Exercise brief:
Output the material beneath exactly, leaving nothing out.
— begin Material provided —
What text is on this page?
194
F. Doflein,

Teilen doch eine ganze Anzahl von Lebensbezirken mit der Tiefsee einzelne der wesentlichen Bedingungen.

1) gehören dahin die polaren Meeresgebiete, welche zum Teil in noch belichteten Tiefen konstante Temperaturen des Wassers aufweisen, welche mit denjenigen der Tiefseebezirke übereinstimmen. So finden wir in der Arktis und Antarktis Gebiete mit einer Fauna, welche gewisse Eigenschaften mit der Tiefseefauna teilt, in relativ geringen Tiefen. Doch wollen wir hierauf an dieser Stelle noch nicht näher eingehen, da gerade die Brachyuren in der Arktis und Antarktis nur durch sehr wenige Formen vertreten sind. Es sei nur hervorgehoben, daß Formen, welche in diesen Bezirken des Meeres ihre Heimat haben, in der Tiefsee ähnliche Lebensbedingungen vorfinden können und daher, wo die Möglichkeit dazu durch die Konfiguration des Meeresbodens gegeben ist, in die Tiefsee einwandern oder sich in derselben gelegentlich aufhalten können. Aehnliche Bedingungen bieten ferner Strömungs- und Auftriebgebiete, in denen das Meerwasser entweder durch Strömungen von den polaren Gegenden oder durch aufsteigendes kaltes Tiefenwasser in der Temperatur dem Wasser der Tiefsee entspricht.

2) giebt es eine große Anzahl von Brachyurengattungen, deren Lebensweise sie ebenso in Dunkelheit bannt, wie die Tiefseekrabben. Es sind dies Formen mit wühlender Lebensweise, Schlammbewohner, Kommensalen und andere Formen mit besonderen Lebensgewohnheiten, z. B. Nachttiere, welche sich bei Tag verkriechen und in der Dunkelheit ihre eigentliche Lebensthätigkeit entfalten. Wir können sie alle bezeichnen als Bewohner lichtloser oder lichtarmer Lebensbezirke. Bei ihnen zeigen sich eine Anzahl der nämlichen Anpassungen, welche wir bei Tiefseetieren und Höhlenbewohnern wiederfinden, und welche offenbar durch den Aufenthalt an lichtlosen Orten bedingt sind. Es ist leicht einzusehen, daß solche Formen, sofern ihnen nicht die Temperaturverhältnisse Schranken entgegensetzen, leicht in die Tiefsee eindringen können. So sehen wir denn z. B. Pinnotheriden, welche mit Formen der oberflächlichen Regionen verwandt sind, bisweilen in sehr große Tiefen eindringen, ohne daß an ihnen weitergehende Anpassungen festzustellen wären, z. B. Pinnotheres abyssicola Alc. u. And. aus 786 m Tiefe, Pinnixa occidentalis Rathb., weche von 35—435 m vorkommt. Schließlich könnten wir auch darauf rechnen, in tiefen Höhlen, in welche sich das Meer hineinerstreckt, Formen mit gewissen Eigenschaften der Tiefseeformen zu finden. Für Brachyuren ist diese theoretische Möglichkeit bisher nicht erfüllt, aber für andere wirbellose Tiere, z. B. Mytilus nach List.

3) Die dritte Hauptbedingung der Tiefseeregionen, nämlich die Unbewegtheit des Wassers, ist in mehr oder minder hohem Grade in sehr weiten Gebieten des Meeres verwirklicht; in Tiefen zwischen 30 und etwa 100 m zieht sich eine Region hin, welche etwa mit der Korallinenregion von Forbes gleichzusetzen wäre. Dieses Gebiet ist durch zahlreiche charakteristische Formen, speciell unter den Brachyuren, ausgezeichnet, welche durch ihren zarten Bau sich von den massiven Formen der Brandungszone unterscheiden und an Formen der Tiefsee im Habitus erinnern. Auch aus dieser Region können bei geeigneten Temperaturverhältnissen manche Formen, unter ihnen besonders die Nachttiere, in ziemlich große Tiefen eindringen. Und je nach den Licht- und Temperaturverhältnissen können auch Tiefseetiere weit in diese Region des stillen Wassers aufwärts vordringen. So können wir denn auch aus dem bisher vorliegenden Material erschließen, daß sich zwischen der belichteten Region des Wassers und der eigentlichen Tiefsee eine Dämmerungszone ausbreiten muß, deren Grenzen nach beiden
— end Material provided —
Response to the task:
What text is on this page?
194
F. Doflein,

Teilen doch eine ganze Anzahl von Lebensbezirken mit der Tiefsee einzelne der wesentlichen Bedingungen.

1) gehören dahin die polaren Meeresgebiete, welche zum Teil in noch belichteten Tiefen konstante Temperaturen des Wassers aufweisen, welche mit denjenigen der Tiefseebezirke übereinstimmen. So finden wir in der Arktis und Antarktis Gebiete mit einer Fauna, welche gewisse Eigenschaften mit der Tiefseefauna teilt, in relativ geringen Tiefen. Doch wollen wir hierauf an dieser Stelle noch nicht näher eingehen, da gerade die Brachyuren in der Arktis und Antarktis nur durch sehr wenige Formen vertreten sind. Es sei nur hervorgehoben, daß Formen, welche in diesen Bezirken des Meeres ihre Heimat haben, in der Tiefsee ähnliche Lebensbedingungen vorfinden können und daher, wo die Möglichkeit dazu durch die Konfiguration des Meeresbodens gegeben ist, in die Tiefsee einwandern oder sich in derselben gelegentlich aufhalten können. Aehnliche Bedingungen bieten ferner Strömungs- und Auftriebgebiete, in denen das Meerwasser entweder durch Strömungen von den polaren Gegenden oder durch aufsteigendes kaltes Tiefenwasser in der Temperatur dem Wasser der Tiefsee entspricht.

2) giebt es eine große Anzahl von Brachyurengattungen, deren Lebensweise sie ebenso in Dunkelheit bannt, wie die Tiefseekrabben. Es sind dies Formen mit wühlender Lebensweise, Schlammbewohner, Kommensalen und andere Formen mit besonderen Lebensgewohnheiten, z. B. Nachttiere, welche sich bei Tag verkriechen und in der Dunkelheit ihre eigentliche Lebensthätigkeit entfalten. Wir können sie alle bezeichnen als Bewohner lichtloser oder lichtarmer Lebensbezirke. Bei ihnen zeigen sich eine Anzahl der nämlichen Anpassungen, welche wir bei Tiefseetieren und Höhlenbewohnern wiederfinden, und welche offenbar durch den Aufenthalt an lichtlosen Orten bedingt sind. Es ist leicht einzusehen, daß solche Formen, sofern ihnen nicht die Temperaturverhältnisse Schranken entgegensetzen, leicht in die Tiefsee eindringen können. So sehen wir denn z. B. Pinnotheriden, welche mit Formen der oberflächlichen Regionen verwandt sind, bisweilen in sehr große Tiefen eindringen, ohne daß an ihnen weitergehende Anpassungen festzustellen wären, z. B. Pinnotheres abyssicola Alc. u. And. aus 786 m Tiefe, Pinnixa occidentalis Rathb., weche von 35—435 m vorkommt. Schließlich könnten wir auch darauf rechnen, in tiefen Höhlen, in welche sich das Meer hineinerstreckt, Formen mit gewissen Eigenschaften der Tiefseeformen zu finden. Für Brachyuren ist diese theoretische Möglichkeit bisher nicht erfüllt, aber für andere wirbellose Tiere, z. B. Mytilus nach List.

3) Die dritte Hauptbedingung der Tiefseeregionen, nämlich die Unbewegtheit des Wassers, ist in mehr oder minder hohem Grade in sehr weiten Gebieten des Meeres verwirklicht; in Tiefen zwischen 30 und etwa 100 m zieht sich eine Region hin, welche etwa mit der Korallinenregion von Forbes gleichzusetzen wäre. Dieses Gebiet ist durch zahlreiche charakteristische Formen, speciell unter den Brachyuren, ausgezeichnet, welche durch ihren zarten Bau sich von den massiven Formen der Brandungszone unterscheiden und an Formen der Tiefsee im Habitus erinnern. Auch aus dieser Region können bei geeigneten Temperaturverhältnissen manche Formen, unter ihnen besonders die Nachttiere, in ziemlich große Tiefen eindringen. Und je nach den Licht- und Temperaturverhältnissen können auch Tiefseetiere weit in diese Region des stillen Wassers aufwärts vordringen. So können wir denn auch aus dem bisher vorliegenden Material erschließen, daß sich zwischen der belichteten Region des Wassers und der eigentlichen Tiefsee eine Dämmerungszone ausbreiten muß, deren Grenzen nach beiden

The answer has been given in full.